(begin)

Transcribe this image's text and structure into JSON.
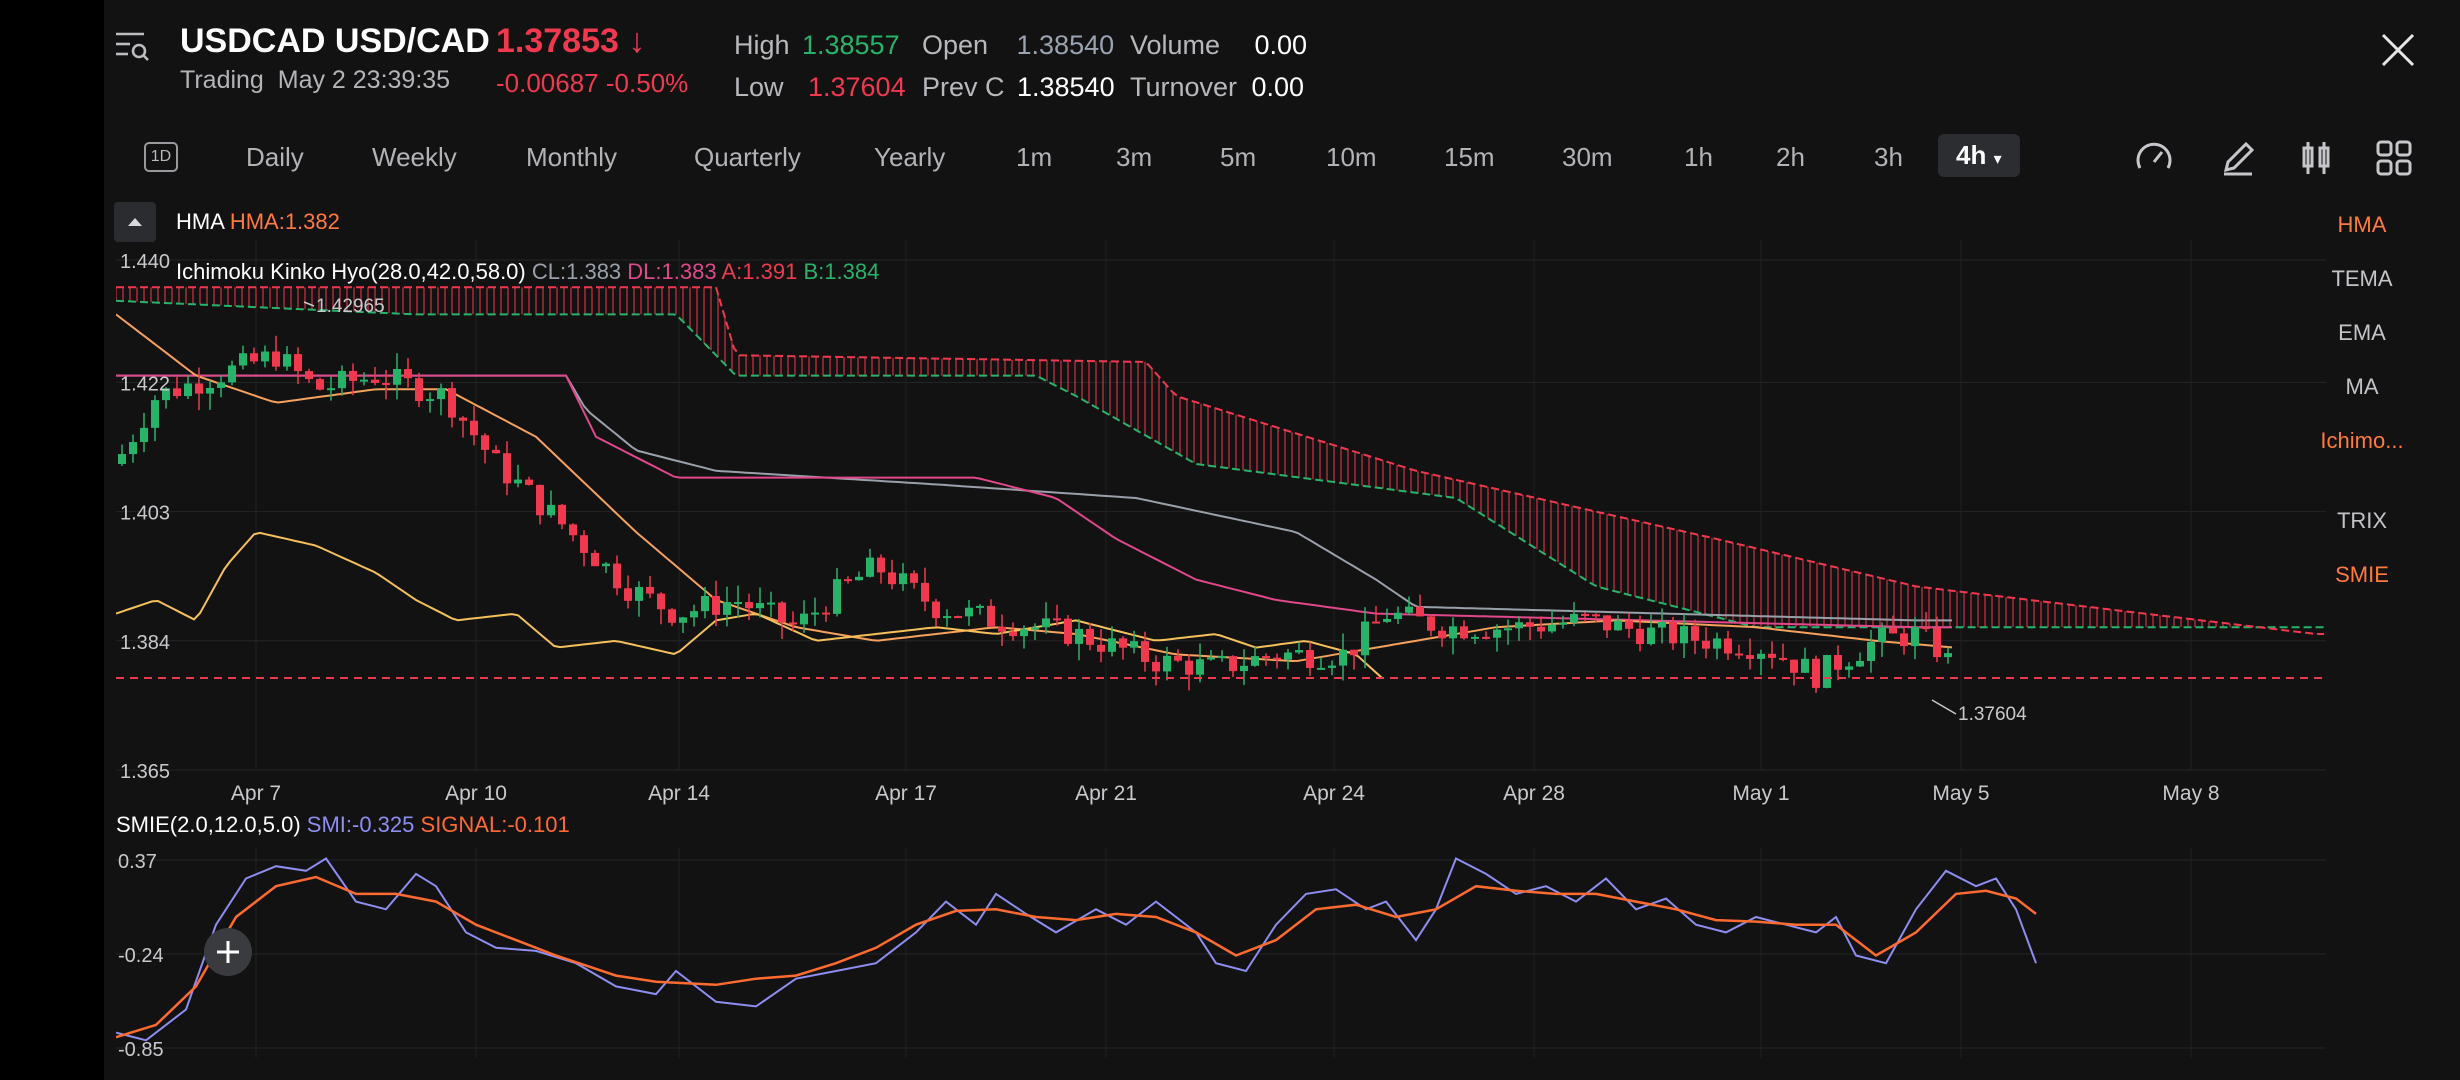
{
  "header": {
    "symbol": "USDCAD USD/CAD",
    "price": "1.37853",
    "price_arrow": "↓",
    "status": "Trading",
    "datetime": "May 2 23:39:35",
    "change": "-0.00687",
    "change_pct": "-0.50%",
    "stats": {
      "high_label": "High",
      "high": "1.38557",
      "open_label": "Open",
      "open": "1.38540",
      "volume_label": "Volume",
      "volume": "0.00",
      "low_label": "Low",
      "low": "1.37604",
      "prevc_label": "Prev C",
      "prevc": "1.38540",
      "turnover_label": "Turnover",
      "turnover": "0.00"
    }
  },
  "toolbar": {
    "timeframes": [
      "Daily",
      "Weekly",
      "Monthly",
      "Quarterly",
      "Yearly",
      "1m",
      "3m",
      "5m",
      "10m",
      "15m",
      "30m",
      "1h",
      "2h",
      "3h"
    ],
    "active": "4h",
    "calendar_label": "1D"
  },
  "indicators_panel": [
    "HMA",
    "TEMA",
    "EMA",
    "MA",
    "Ichimo...",
    "TRIX",
    "SMIE"
  ],
  "legend": {
    "hma_name": "HMA",
    "hma_value": "HMA:1.382",
    "ichimoku": "Ichimoku Kinko Hyo(28.0,42.0,58.0)",
    "cl": "CL:1.383",
    "dl": "DL:1.383",
    "a": "A:1.391",
    "b": "B:1.384",
    "smie": "SMIE(2.0,12.0,5.0)",
    "smi": "SMI:-0.325",
    "signal": "SIGNAL:-0.101"
  },
  "chart_data": {
    "type": "line",
    "main": {
      "y_ticks": [
        "1.440",
        "1.422",
        "1.403",
        "1.384",
        "1.365"
      ],
      "ylim": [
        1.365,
        1.44
      ],
      "x_ticks": [
        "Apr 7",
        "Apr 10",
        "Apr 14",
        "Apr 17",
        "Apr 21",
        "Apr 24",
        "Apr 28",
        "May 1",
        "May 5",
        "May 8"
      ],
      "high_label": "1.42965",
      "low_label": "1.37604",
      "current_price": 1.37853
    },
    "smie": {
      "y_ticks": [
        "0.37",
        "-0.24",
        "-0.85"
      ],
      "ylim": [
        -0.85,
        0.37
      ]
    }
  },
  "colors": {
    "up": "#27b36a",
    "down": "#f0394f",
    "accent": "#ff7a3d",
    "hma": "#f7a15c",
    "cl": "#9aa0aa",
    "dl": "#e0488b",
    "smi": "#8e8df0",
    "signal": "#ff6a2f",
    "yellow": "#f5c05a"
  }
}
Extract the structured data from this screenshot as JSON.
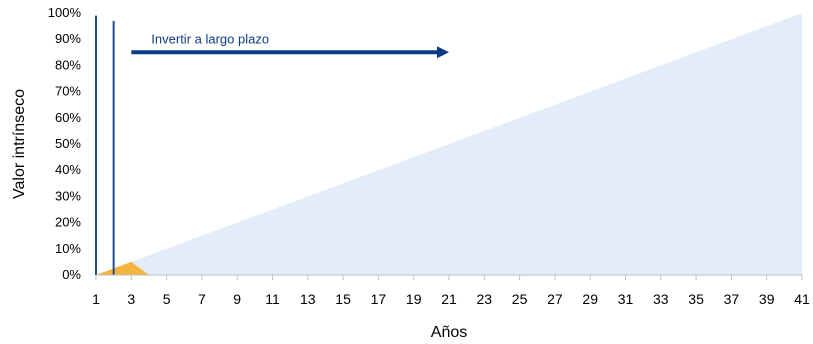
{
  "chart_data": {
    "type": "area",
    "xlabel": "Años",
    "ylabel": "Valor intrínseco",
    "x": [
      1,
      41
    ],
    "xlim": [
      1,
      41
    ],
    "xticks": [
      1,
      3,
      5,
      7,
      9,
      11,
      13,
      15,
      17,
      19,
      21,
      23,
      25,
      27,
      29,
      31,
      33,
      35,
      37,
      39,
      41
    ],
    "ylim": [
      0,
      100
    ],
    "yticks": [
      "0%",
      "10%",
      "20%",
      "30%",
      "40%",
      "50%",
      "60%",
      "70%",
      "80%",
      "90%",
      "100%"
    ],
    "series": [
      {
        "x": [
          1,
          41
        ],
        "y": [
          0,
          100
        ],
        "color": "#e3edfa"
      },
      {
        "x": [
          1,
          3,
          4
        ],
        "y": [
          0,
          5,
          0
        ],
        "color": "#f5b342"
      }
    ],
    "vertical_lines": [
      {
        "x": 1,
        "y_top": 99,
        "color": "#1f4e96"
      },
      {
        "x": 2,
        "y_top": 97,
        "color": "#1f4e96"
      }
    ],
    "annotation": {
      "text": "Invertir a largo plazo",
      "x_start": 3,
      "x_end": 21,
      "y": 85,
      "color": "#0d3b86"
    },
    "grid": false,
    "legend": "none"
  }
}
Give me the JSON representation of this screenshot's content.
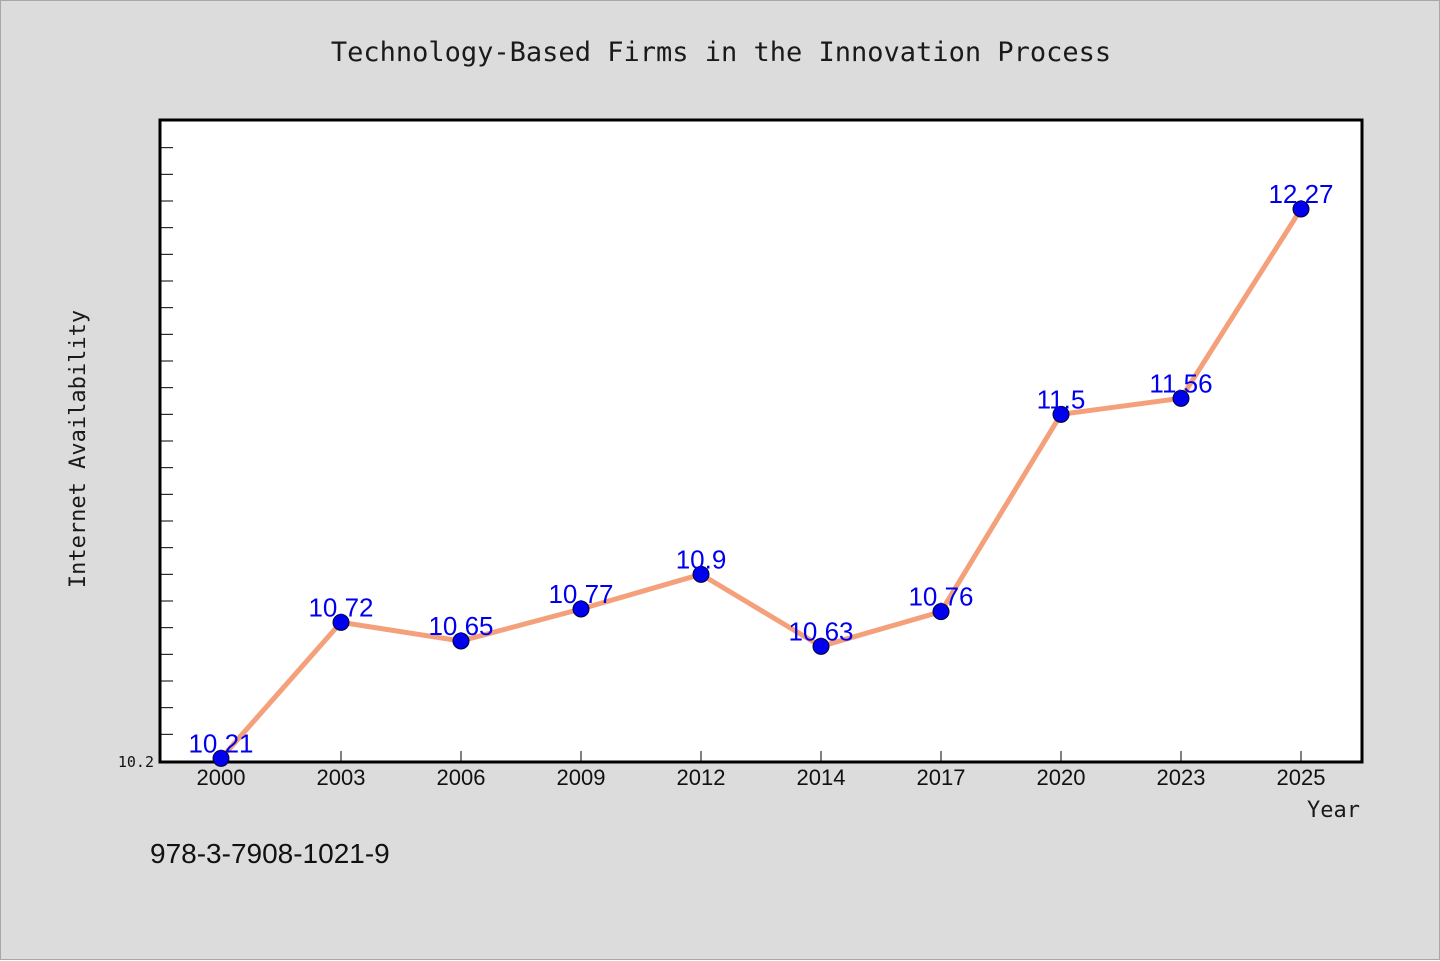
{
  "footer": {
    "code": "978-3-7908-1021-9"
  },
  "colors": {
    "background": "#dcdcdc",
    "plot_background": "#ffffff",
    "line": "#f4a07a",
    "marker": "#0000ee",
    "data_label": "#0000ee"
  },
  "chart_data": {
    "type": "line",
    "title": "Technology-Based Firms in the Innovation Process",
    "xlabel": "Year",
    "ylabel": "Internet Availability",
    "categories": [
      "2000",
      "2003",
      "2006",
      "2009",
      "2012",
      "2014",
      "2017",
      "2020",
      "2023",
      "2025"
    ],
    "series": [
      {
        "values": [
          10.21,
          10.72,
          10.65,
          10.77,
          10.9,
          10.63,
          10.76,
          11.5,
          11.56,
          12.27
        ]
      }
    ],
    "data_labels": [
      "10.21",
      "10.72",
      "10.65",
      "10.77",
      "10.9",
      "10.63",
      "10.76",
      "11.5",
      "11.56",
      "12.27"
    ],
    "yticks": [
      "10.2"
    ],
    "ylim": [
      10.2,
      12.6
    ],
    "grid": false,
    "legend": "none"
  }
}
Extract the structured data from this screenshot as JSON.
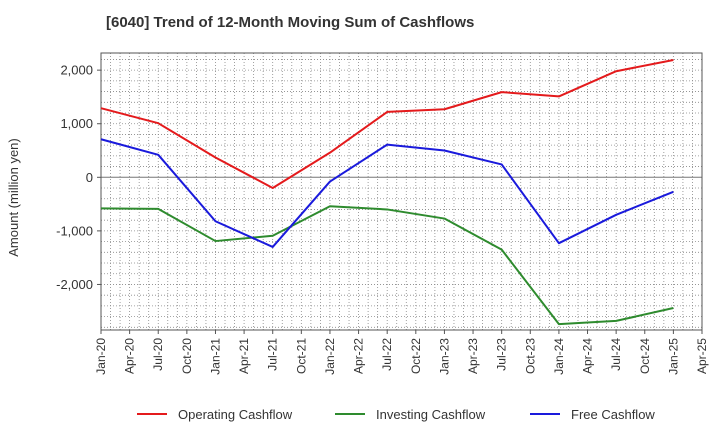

(end)

• Stated goal
All preceding records should be duplicated verbatim, images excepted.

• The solution
Transcribe this image's text and structure into JSON.
{
  "header": {
    "symbol": "USDCAD USD/CAD",
    "price": "1.37853",
    "price_arrow": "↓",
    "status": "Trading",
    "datetime": "May 2 23:39:35",
    "change": "-0.00687",
    "change_pct": "-0.50%",
    "stats": {
      "high_label": "High",
      "high": "1.38557",
      "open_label": "Open",
      "open": "1.38540",
      "volume_label": "Volume",
      "volume": "0.00",
      "low_label": "Low",
      "low": "1.37604",
      "prevc_label": "Prev C",
      "prevc": "1.38540",
      "turnover_label": "Turnover",
      "turnover": "0.00"
    }
  },
  "toolbar": {
    "timeframes": [
      "Daily",
      "Weekly",
      "Monthly",
      "Quarterly",
      "Yearly",
      "1m",
      "3m",
      "5m",
      "10m",
      "15m",
      "30m",
      "1h",
      "2h",
      "3h"
    ],
    "active": "4h",
    "calendar_label": "1D"
  },
  "indicators_panel": [
    "HMA",
    "TEMA",
    "EMA",
    "MA",
    "Ichimo...",
    "TRIX",
    "SMIE"
  ],
  "legend": {
    "hma_name": "HMA",
    "hma_value": "HMA:1.382",
    "ichimoku": "Ichimoku Kinko Hyo(28.0,42.0,58.0)",
    "cl": "CL:1.383",
    "dl": "DL:1.383",
    "a": "A:1.391",
    "b": "B:1.384",
    "smie": "SMIE(2.0,12.0,5.0)",
    "smi": "SMI:-0.325",
    "signal": "SIGNAL:-0.101"
  },
  "chart_data": {
    "type": "line",
    "main": {
      "y_ticks": [
        "1.440",
        "1.422",
        "1.403",
        "1.384",
        "1.365"
      ],
      "ylim": [
        1.365,
        1.44
      ],
      "x_ticks": [
        "Apr 7",
        "Apr 10",
        "Apr 14",
        "Apr 17",
        "Apr 21",
        "Apr 24",
        "Apr 28",
        "May 1",
        "May 5",
        "May 8"
      ],
      "high_label": "1.42965",
      "low_label": "1.37604",
      "current_price": 1.37853
    },
    "smie": {
      "y_ticks": [
        "0.37",
        "-0.24",
        "-0.85"
      ],
      "ylim": [
        -0.85,
        0.37
      ]
    }
  },
  "colors": {
    "up": "#27b36a",
    "down": "#f0394f",
    "accent": "#ff7a3d",
    "hma": "#f7a15c",
    "cl": "#9aa0aa",
    "dl": "#e0488b",
    "smi": "#8e8df0",
    "signal": "#ff6a2f",
    "yellow": "#f5c05a"
  }
}
Extract the structured data from this screenshot as JSON.
{
  "chart_data": {
    "type": "area",
    "xlabel": "Años",
    "ylabel": "Valor intrínseco",
    "x": [
      1,
      41
    ],
    "xlim": [
      1,
      41
    ],
    "xticks": [
      1,
      3,
      5,
      7,
      9,
      11,
      13,
      15,
      17,
      19,
      21,
      23,
      25,
      27,
      29,
      31,
      33,
      35,
      37,
      39,
      41
    ],
    "ylim": [
      0,
      100
    ],
    "yticks": [
      "0%",
      "10%",
      "20%",
      "30%",
      "40%",
      "50%",
      "60%",
      "70%",
      "80%",
      "90%",
      "100%"
    ],
    "series": [
      {
        "x": [
          1,
          41
        ],
        "y": [
          0,
          100
        ],
        "color": "#e3edfa"
      },
      {
        "x": [
          1,
          3,
          4
        ],
        "y": [
          0,
          5,
          0
        ],
        "color": "#f5b342"
      }
    ],
    "vertical_lines": [
      {
        "x": 1,
        "y_top": 99,
        "color": "#1f4e96"
      },
      {
        "x": 2,
        "y_top": 97,
        "color": "#1f4e96"
      }
    ],
    "annotation": {
      "text": "Invertir a largo plazo",
      "x_start": 3,
      "x_end": 21,
      "y": 85,
      "color": "#0d3b86"
    },
    "grid": false,
    "legend": "none"
  }
}
Give me the JSON representation of this screenshot's content.
{
  "footer": {
    "code": "978-3-7908-1021-9"
  },
  "colors": {
    "background": "#dcdcdc",
    "plot_background": "#ffffff",
    "line": "#f4a07a",
    "marker": "#0000ee",
    "data_label": "#0000ee"
  },
  "chart_data": {
    "type": "line",
    "title": "Technology-Based Firms in the Innovation Process",
    "xlabel": "Year",
    "ylabel": "Internet Availability",
    "categories": [
      "2000",
      "2003",
      "2006",
      "2009",
      "2012",
      "2014",
      "2017",
      "2020",
      "2023",
      "2025"
    ],
    "series": [
      {
        "values": [
          10.21,
          10.72,
          10.65,
          10.77,
          10.9,
          10.63,
          10.76,
          11.5,
          11.56,
          12.27
        ]
      }
    ],
    "data_labels": [
      "10.21",
      "10.72",
      "10.65",
      "10.77",
      "10.9",
      "10.63",
      "10.76",
      "11.5",
      "11.56",
      "12.27"
    ],
    "yticks": [
      "10.2"
    ],
    "ylim": [
      10.2,
      12.6
    ],
    "grid": false,
    "legend": "none"
  }
}
Extract the structured data from this screenshot as JSON.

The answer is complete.